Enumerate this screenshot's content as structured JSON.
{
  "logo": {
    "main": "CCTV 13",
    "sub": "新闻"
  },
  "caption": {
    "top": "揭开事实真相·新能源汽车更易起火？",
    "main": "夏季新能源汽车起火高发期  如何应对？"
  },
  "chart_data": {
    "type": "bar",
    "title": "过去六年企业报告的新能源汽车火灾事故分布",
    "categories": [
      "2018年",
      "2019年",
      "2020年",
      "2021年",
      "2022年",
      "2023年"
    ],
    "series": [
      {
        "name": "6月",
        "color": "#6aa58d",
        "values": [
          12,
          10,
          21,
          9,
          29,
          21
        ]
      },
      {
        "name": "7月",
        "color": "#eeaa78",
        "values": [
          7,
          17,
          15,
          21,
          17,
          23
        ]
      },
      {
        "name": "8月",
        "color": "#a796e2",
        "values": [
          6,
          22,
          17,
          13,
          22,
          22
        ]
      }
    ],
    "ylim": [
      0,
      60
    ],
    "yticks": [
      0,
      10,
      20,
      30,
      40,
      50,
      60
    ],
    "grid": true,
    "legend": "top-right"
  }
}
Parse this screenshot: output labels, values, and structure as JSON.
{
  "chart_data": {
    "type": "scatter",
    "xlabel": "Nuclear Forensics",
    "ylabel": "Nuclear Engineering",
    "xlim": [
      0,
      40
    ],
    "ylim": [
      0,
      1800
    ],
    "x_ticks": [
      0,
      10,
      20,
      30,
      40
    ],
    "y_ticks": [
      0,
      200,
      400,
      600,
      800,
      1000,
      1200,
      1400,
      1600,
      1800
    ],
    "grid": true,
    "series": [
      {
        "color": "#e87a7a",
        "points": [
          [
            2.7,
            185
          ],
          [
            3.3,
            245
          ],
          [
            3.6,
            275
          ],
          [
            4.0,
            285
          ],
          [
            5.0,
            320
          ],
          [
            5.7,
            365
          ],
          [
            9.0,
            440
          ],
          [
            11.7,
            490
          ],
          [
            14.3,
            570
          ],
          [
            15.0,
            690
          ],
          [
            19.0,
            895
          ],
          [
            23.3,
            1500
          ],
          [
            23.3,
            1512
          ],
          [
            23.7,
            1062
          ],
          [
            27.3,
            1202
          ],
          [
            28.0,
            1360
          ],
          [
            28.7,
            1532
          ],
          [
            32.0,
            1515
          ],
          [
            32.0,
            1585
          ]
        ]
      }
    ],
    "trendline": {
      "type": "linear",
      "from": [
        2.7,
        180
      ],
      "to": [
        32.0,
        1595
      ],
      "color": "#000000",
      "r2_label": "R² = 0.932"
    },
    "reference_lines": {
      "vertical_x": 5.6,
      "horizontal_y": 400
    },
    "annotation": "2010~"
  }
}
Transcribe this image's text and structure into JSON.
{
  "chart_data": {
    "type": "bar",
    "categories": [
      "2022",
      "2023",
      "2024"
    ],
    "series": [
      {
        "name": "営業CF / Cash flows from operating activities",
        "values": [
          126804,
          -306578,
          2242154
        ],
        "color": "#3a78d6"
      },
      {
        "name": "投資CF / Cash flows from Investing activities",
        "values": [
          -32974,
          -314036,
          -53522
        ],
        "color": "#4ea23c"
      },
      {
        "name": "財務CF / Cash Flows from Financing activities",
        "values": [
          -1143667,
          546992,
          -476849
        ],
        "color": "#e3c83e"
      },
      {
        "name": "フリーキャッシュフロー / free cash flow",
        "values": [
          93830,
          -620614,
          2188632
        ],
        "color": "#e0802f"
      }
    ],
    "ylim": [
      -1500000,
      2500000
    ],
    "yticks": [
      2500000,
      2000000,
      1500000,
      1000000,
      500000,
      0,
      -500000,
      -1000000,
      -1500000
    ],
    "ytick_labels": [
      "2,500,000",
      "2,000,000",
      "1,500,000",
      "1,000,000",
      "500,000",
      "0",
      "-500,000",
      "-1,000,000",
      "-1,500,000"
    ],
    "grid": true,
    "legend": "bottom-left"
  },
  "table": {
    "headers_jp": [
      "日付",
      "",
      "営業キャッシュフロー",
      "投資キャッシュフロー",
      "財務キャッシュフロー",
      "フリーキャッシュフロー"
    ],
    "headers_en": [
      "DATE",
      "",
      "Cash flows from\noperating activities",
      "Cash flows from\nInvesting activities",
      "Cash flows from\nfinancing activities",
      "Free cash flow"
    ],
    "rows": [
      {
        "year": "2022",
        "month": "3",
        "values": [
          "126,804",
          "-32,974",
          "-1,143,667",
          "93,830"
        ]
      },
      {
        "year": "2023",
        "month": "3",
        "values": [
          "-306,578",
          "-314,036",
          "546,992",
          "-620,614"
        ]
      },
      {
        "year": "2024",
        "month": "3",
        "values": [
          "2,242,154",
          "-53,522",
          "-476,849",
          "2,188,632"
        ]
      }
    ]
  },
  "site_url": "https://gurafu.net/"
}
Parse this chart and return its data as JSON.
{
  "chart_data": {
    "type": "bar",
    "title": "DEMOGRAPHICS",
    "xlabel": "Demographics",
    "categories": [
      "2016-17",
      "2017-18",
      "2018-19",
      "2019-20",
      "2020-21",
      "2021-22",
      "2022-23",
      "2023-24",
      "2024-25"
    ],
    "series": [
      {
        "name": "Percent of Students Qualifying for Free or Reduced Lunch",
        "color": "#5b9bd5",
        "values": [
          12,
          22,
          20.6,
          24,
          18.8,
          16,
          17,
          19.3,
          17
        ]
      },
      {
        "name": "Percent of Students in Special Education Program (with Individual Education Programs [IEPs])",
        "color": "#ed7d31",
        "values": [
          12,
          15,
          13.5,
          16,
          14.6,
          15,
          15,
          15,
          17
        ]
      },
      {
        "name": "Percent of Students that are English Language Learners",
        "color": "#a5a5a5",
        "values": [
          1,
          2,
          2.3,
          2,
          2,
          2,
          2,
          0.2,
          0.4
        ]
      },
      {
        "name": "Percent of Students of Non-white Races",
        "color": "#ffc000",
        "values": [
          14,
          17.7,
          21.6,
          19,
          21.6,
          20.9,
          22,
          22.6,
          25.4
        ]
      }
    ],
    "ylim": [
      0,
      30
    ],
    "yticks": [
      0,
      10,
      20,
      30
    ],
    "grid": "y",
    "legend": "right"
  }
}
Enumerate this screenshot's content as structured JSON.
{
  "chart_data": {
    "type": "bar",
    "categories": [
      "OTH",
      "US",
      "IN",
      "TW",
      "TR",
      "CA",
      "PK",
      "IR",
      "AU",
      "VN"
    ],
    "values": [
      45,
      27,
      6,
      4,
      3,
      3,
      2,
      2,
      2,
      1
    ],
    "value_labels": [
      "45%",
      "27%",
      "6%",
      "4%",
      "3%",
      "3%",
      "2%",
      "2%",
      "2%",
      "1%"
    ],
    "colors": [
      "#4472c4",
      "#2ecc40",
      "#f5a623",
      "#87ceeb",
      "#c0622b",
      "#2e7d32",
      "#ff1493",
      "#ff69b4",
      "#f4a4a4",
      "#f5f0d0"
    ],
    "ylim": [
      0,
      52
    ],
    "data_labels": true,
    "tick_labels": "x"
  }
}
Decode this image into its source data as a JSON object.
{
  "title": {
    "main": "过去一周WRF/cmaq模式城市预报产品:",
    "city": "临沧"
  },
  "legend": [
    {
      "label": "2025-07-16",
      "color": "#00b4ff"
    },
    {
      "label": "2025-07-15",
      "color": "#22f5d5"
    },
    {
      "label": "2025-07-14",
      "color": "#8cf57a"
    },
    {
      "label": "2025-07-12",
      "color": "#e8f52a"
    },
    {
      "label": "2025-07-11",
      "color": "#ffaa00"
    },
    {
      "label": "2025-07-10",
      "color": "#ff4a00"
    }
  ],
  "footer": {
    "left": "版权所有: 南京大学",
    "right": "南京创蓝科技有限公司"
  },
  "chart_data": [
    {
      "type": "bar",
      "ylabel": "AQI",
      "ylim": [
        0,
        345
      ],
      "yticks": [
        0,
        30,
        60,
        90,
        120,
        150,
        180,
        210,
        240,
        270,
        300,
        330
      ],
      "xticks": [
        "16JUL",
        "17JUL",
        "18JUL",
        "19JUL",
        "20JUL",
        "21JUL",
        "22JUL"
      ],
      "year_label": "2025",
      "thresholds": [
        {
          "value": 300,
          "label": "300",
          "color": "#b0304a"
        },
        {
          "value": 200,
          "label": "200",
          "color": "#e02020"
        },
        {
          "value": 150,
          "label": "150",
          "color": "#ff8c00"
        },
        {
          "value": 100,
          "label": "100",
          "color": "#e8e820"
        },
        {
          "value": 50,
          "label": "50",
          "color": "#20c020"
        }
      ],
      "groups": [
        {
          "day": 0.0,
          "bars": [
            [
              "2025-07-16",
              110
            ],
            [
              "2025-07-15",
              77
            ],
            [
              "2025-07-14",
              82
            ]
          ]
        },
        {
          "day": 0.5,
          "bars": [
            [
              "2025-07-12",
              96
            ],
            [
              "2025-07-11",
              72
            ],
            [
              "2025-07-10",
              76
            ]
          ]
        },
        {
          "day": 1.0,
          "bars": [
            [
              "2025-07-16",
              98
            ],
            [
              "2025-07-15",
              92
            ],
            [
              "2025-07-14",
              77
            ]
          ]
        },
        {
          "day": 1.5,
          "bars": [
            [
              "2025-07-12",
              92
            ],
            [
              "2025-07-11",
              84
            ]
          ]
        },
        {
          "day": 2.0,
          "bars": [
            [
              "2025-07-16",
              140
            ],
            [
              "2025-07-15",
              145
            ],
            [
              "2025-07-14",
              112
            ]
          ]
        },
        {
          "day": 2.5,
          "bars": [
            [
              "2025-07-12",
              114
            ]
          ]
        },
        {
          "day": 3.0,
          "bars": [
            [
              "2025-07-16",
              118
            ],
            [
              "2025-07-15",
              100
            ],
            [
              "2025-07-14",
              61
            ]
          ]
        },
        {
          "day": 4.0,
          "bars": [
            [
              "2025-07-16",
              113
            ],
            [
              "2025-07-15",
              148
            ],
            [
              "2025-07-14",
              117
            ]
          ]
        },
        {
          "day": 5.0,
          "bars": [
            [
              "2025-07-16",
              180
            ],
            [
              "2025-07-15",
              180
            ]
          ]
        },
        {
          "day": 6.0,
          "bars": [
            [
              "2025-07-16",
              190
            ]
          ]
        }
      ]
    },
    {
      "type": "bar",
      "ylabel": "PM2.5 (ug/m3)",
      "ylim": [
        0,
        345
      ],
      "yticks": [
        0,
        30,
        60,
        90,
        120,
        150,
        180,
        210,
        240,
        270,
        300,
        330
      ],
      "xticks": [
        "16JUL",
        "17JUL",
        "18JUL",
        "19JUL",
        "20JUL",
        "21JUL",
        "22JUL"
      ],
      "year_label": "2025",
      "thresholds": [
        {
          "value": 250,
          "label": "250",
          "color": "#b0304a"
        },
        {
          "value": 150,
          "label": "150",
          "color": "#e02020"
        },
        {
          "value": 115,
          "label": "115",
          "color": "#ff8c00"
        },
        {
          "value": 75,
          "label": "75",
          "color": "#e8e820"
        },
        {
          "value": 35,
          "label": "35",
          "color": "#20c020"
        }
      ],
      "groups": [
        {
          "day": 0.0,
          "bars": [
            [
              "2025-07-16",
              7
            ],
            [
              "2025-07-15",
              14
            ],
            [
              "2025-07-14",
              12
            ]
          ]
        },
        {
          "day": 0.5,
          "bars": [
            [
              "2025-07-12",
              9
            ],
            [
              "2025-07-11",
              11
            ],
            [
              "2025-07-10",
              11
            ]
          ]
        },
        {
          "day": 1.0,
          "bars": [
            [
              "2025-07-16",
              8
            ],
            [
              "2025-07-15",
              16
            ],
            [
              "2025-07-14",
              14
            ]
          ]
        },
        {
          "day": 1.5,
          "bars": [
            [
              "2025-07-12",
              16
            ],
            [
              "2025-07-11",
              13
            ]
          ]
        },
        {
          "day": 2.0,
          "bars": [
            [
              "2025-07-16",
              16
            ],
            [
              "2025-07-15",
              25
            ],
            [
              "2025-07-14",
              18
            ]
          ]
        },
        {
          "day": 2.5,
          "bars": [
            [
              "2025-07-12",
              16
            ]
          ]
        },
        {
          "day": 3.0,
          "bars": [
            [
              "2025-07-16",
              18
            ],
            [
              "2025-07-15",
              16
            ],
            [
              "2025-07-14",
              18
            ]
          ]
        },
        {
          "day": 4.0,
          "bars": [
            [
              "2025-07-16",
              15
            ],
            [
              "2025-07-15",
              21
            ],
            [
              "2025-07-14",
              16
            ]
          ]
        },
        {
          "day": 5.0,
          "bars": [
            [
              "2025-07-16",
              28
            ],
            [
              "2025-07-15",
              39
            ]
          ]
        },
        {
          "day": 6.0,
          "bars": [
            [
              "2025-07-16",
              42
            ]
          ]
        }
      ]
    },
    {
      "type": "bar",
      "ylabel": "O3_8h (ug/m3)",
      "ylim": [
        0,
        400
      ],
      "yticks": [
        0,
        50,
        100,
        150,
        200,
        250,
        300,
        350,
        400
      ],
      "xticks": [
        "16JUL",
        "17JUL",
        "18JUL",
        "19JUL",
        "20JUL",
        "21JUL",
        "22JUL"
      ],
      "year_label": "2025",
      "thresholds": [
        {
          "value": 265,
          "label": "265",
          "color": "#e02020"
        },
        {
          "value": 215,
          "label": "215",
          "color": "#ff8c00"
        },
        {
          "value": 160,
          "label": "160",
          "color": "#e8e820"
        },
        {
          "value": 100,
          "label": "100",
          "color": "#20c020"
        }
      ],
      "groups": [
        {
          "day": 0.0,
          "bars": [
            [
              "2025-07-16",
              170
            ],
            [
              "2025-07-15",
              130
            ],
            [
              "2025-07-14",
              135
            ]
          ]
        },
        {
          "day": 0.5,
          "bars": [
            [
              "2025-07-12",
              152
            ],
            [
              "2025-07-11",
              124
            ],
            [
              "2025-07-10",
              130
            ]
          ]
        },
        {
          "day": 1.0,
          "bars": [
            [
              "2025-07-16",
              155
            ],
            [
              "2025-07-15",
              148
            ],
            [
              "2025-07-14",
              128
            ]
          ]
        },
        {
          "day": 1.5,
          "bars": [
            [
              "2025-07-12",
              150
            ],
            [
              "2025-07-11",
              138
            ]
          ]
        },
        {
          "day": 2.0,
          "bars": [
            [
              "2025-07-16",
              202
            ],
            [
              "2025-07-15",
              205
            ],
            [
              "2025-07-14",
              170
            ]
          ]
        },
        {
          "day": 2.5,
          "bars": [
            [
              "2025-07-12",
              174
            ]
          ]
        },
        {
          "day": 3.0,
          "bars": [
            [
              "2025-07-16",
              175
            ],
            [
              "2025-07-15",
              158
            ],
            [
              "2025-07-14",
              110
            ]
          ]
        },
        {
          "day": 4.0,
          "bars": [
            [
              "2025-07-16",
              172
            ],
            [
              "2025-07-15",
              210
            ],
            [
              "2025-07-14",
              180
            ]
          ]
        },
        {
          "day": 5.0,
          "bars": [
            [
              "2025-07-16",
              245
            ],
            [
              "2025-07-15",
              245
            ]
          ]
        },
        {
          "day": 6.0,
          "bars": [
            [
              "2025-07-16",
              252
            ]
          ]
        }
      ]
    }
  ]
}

Challenge ->
Gather from the records above every line containing the string "activities".

Complete output ->
        "name": "営業CF / Cash flows from operating activities",
        "name": "投資CF / Cash flows from Investing activities",
        "name": "財務CF / Cash Flows from Financing activities",
      "Cash flows from\noperating activities",
      "Cash flows from\nInvesting activities",
      "Cash flows from\nfinancing activities",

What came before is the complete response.